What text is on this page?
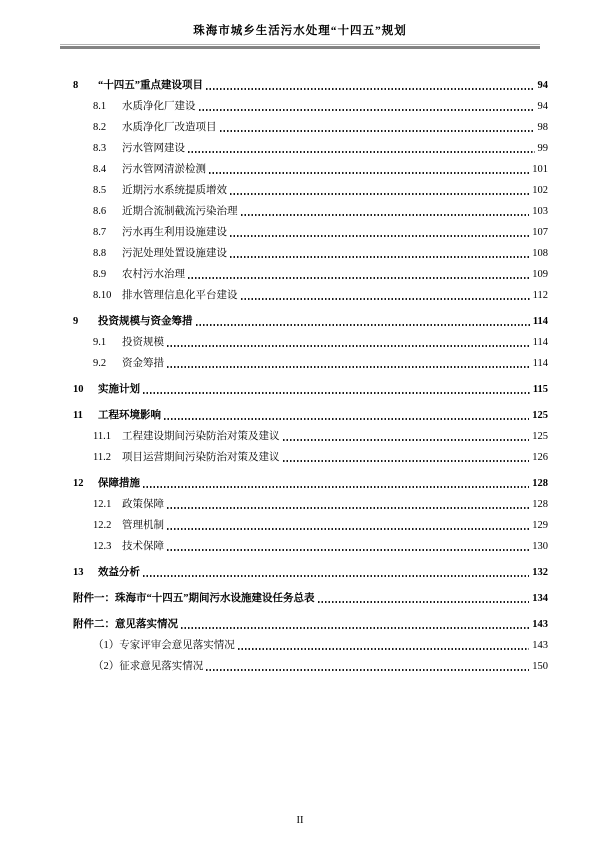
珠海市城乡生活污水处理“十四五”规划
8	“十四五”重点建设项目	94
8.1	水质净化厂建设	94
8.2	水质净化厂改造项目	98
8.3	污水管网建设	99
8.4	污水管网清淤检测	101
8.5	近期污水系统提质增效	102
8.6	近期合流制截流污染治理	103
8.7	污水再生利用设施建设	107
8.8	污泥处理处置设施建设	108
8.9	农村污水治理	109
8.10	排水管理信息化平台建设	112
9	投资规模与资金筹措	114
9.1	投资规模	114
9.2	资金筹措	114
10	实施计划	115
11	工程环境影响	125
11.1	工程建设期间污染防治对策及建议	125
11.2	项目运营期间污染防治对策及建议	126
12	保障措施	128
12.1	政策保障	128
12.2	管理机制	129
12.3	技术保障	130
13	效益分析	132
附件一：珠海市“十四五”期间污水设施建设任务总表	134
附件二：意见落实情况	143
（1）专家评审会意见落实情况	143
（2）征求意见落实情况	150
II
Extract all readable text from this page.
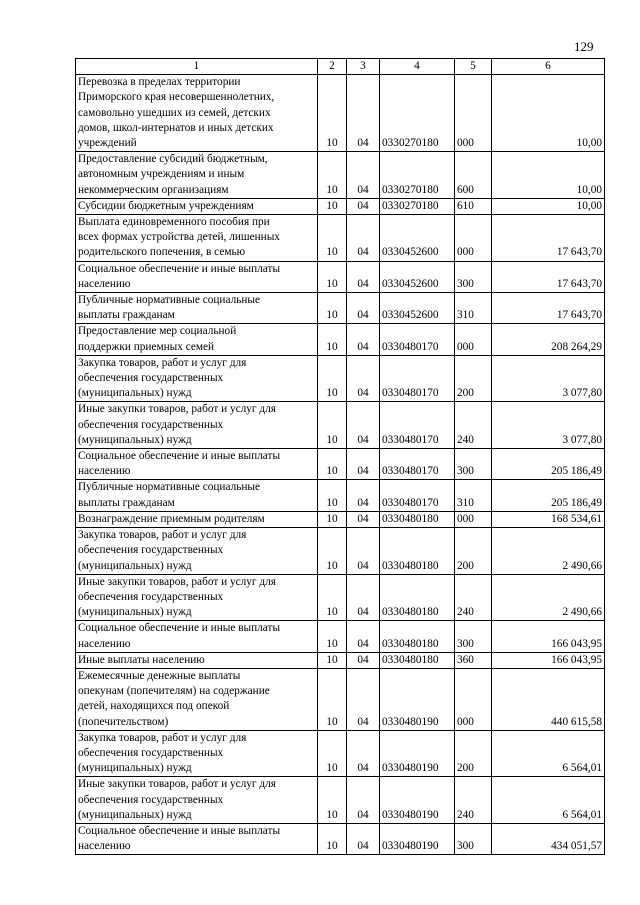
129
1	2	3	4	5	6
Перевозка в пределах территории
Приморского края несовершеннолетних,
самовольно ушедших из семей, детских
домов, школ-интернатов и иных детских
учреждений	10	04	0330270180	000	10,00
Предоставление субсидий бюджетным,
автономным учреждениям и иным
некоммерческим организациям	10	04	0330270180	600	10,00
Субсидии бюджетным учреждениям	10	04	0330270180	610	10,00
Выплата единовременного пособия при
всех формах устройства детей, лишенных
родительского попечения, в семью	10	04	0330452600	000	17 643,70
Социальное обеспечение и иные выплаты
населению	10	04	0330452600	300	17 643,70
Публичные нормативные социальные
выплаты гражданам	10	04	0330452600	310	17 643,70
Предоставление мер социальной
поддержки приемных семей	10	04	0330480170	000	208 264,29
Закупка товаров, работ и услуг для
обеспечения государственных
(муниципальных) нужд	10	04	0330480170	200	3 077,80
Иные закупки товаров, работ и услуг для
обеспечения государственных
(муниципальных) нужд	10	04	0330480170	240	3 077,80
Социальное обеспечение и иные выплаты
населению	10	04	0330480170	300	205 186,49
Публичные нормативные социальные
выплаты гражданам	10	04	0330480170	310	205 186,49
Вознаграждение приемным родителям	10	04	0330480180	000	168 534,61
Закупка товаров, работ и услуг для
обеспечения государственных
(муниципальных) нужд	10	04	0330480180	200	2 490,66
Иные закупки товаров, работ и услуг для
обеспечения государственных
(муниципальных) нужд	10	04	0330480180	240	2 490,66
Социальное обеспечение и иные выплаты
населению	10	04	0330480180	300	166 043,95
Иные выплаты населению	10	04	0330480180	360	166 043,95
Ежемесячные денежные выплаты
опекунам (попечителям) на содержание
детей, находящихся под опекой
(попечительством)	10	04	0330480190	000	440 615,58
Закупка товаров, работ и услуг для
обеспечения государственных
(муниципальных) нужд	10	04	0330480190	200	6 564,01
Иные закупки товаров, работ и услуг для
обеспечения государственных
(муниципальных) нужд	10	04	0330480190	240	6 564,01
Социальное обеспечение и иные выплаты
населению	10	04	0330480190	300	434 051,57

———

__EXERCISE OBJECTIVE__: Quote the data exactly, leaving every image out of the copy.

__EXPECTED ANSWER__:
What text is on this page?
珠海市城乡生活污水处理“十四五”规划
8	“十四五”重点建设项目	94
8.1	水质净化厂建设	94
8.2	水质净化厂改造项目	98
8.3	污水管网建设	99
8.4	污水管网清淤检测	101
8.5	近期污水系统提质增效	102
8.6	近期合流制截流污染治理	103
8.7	污水再生利用设施建设	107
8.8	污泥处理处置设施建设	108
8.9	农村污水治理	109
8.10	排水管理信息化平台建设	112
9	投资规模与资金筹措	114
9.1	投资规模	114
9.2	资金筹措	114
10	实施计划	115
11	工程环境影响	125
11.1	工程建设期间污染防治对策及建议	125
11.2	项目运营期间污染防治对策及建议	126
12	保障措施	128
12.1	政策保障	128
12.2	管理机制	129
12.3	技术保障	130
13	效益分析	132
附件一：珠海市“十四五”期间污水设施建设任务总表	134
附件二：意见落实情况	143
（1）专家评审会意见落实情况	143
（2）征求意见落实情况	150
II
Extract all readable text from this page.
129
1	2	3	4	5	6
Перевозка в пределах территории
Приморского края несовершеннолетних,
самовольно ушедших из семей, детских
домов, школ-интернатов и иных детских
учреждений	10	04	0330270180	000	10,00
Предоставление субсидий бюджетным,
автономным учреждениям и иным
некоммерческим организациям	10	04	0330270180	600	10,00
Субсидии бюджетным учреждениям	10	04	0330270180	610	10,00
Выплата единовременного пособия при
всех формах устройства детей, лишенных
родительского попечения, в семью	10	04	0330452600	000	17 643,70
Социальное обеспечение и иные выплаты
населению	10	04	0330452600	300	17 643,70
Публичные нормативные социальные
выплаты гражданам	10	04	0330452600	310	17 643,70
Предоставление мер социальной
поддержки приемных семей	10	04	0330480170	000	208 264,29
Закупка товаров, работ и услуг для
обеспечения государственных
(муниципальных) нужд	10	04	0330480170	200	3 077,80
Иные закупки товаров, работ и услуг для
обеспечения государственных
(муниципальных) нужд	10	04	0330480170	240	3 077,80
Социальное обеспечение и иные выплаты
населению	10	04	0330480170	300	205 186,49
Публичные нормативные социальные
выплаты гражданам	10	04	0330480170	310	205 186,49
Вознаграждение приемным родителям	10	04	0330480180	000	168 534,61
Закупка товаров, работ и услуг для
обеспечения государственных
(муниципальных) нужд	10	04	0330480180	200	2 490,66
Иные закупки товаров, работ и услуг для
обеспечения государственных
(муниципальных) нужд	10	04	0330480180	240	2 490,66
Социальное обеспечение и иные выплаты
населению	10	04	0330480180	300	166 043,95
Иные выплаты населению	10	04	0330480180	360	166 043,95
Ежемесячные денежные выплаты
опекунам (попечителям) на содержание
детей, находящихся под опекой
(попечительством)	10	04	0330480190	000	440 615,58
Закупка товаров, работ и услуг для
обеспечения государственных
(муниципальных) нужд	10	04	0330480190	200	6 564,01
Иные закупки товаров, работ и услуг для
обеспечения государственных
(муниципальных) нужд	10	04	0330480190	240	6 564,01
Социальное обеспечение и иные выплаты
населению	10	04	0330480190	300	434 051,57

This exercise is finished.